*What is asked*
Quote every line as given.

### Records to process ###

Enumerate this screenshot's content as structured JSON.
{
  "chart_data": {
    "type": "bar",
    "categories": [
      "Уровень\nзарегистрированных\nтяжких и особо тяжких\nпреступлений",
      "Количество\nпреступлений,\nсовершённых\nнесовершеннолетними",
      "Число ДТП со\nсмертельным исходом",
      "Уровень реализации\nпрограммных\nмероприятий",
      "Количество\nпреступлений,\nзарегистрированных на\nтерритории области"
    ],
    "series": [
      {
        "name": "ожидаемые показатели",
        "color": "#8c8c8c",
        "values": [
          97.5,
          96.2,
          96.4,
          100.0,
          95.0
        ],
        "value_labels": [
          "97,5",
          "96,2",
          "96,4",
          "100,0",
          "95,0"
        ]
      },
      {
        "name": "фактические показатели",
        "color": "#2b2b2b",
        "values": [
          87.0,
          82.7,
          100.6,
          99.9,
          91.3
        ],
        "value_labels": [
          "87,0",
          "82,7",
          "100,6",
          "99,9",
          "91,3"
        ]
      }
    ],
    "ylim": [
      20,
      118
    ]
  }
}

###

*Written answer*
Enumerate this screenshot's content as structured JSON.
{
  "chart_data": {
    "type": "bar",
    "categories": [
      "Уровень\nзарегистрированных\nтяжких и особо тяжких\nпреступлений",
      "Количество\nпреступлений,\nсовершённых\nнесовершеннолетними",
      "Число ДТП со\nсмертельным исходом",
      "Уровень реализации\nпрограммных\nмероприятий",
      "Количество\nпреступлений,\nзарегистрированных на\nтерритории области"
    ],
    "series": [
      {
        "name": "ожидаемые показатели",
        "color": "#8c8c8c",
        "values": [
          97.5,
          96.2,
          96.4,
          100.0,
          95.0
        ],
        "value_labels": [
          "97,5",
          "96,2",
          "96,4",
          "100,0",
          "95,0"
        ]
      },
      {
        "name": "фактические показатели",
        "color": "#2b2b2b",
        "values": [
          87.0,
          82.7,
          100.6,
          99.9,
          91.3
        ],
        "value_labels": [
          "87,0",
          "82,7",
          "100,6",
          "99,9",
          "91,3"
        ]
      }
    ],
    "ylim": [
      20,
      118
    ]
  }
}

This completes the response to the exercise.